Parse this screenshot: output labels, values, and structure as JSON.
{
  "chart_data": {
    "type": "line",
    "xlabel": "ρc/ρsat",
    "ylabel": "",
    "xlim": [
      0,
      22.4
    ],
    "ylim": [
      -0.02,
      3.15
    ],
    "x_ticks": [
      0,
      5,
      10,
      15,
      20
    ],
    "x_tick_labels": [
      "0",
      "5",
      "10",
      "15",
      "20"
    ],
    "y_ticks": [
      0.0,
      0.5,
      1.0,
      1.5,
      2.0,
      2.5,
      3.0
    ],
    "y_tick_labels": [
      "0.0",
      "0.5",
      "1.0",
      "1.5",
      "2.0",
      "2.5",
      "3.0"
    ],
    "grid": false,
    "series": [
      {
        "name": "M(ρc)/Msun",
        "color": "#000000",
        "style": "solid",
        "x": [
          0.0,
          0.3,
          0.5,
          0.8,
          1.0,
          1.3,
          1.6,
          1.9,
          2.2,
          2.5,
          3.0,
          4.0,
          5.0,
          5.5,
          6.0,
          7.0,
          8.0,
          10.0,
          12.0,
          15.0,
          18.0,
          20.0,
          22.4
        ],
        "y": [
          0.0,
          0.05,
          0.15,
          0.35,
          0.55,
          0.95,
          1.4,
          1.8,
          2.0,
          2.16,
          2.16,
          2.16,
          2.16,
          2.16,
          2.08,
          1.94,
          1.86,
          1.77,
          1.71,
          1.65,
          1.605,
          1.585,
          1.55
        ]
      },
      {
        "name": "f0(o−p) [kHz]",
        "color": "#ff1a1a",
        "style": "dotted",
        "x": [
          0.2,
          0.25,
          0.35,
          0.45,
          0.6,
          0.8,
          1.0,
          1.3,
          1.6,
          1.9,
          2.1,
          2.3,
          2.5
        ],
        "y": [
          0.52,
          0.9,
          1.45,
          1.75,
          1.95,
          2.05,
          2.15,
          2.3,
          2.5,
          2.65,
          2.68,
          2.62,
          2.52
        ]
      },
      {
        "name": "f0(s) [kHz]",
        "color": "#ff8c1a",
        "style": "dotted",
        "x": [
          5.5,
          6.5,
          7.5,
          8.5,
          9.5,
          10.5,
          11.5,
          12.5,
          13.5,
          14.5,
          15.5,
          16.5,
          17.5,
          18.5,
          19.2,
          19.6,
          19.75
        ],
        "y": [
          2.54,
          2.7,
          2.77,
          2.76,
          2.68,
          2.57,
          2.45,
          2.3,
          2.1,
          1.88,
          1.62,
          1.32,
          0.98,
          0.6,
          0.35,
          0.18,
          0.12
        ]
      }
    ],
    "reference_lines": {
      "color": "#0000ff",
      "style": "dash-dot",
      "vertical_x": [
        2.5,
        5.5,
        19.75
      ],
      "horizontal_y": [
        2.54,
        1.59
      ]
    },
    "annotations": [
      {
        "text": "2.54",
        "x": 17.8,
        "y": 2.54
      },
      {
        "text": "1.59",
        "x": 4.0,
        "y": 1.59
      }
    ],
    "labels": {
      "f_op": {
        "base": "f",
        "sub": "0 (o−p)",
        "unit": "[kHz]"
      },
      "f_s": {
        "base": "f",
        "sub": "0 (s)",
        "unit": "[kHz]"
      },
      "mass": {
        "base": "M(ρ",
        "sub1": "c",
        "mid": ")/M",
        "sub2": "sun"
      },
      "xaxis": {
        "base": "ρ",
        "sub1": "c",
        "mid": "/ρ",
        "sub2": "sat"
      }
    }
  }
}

◆ ◆ ◆

* What this task involves *
Read the lines above. Gather those in which the string "name" is found.

* Answer in full *
        "name": "M(ρc)/Msun",
        "name": "f0(o−p) [kHz]",
        "name": "f0(s) [kHz]",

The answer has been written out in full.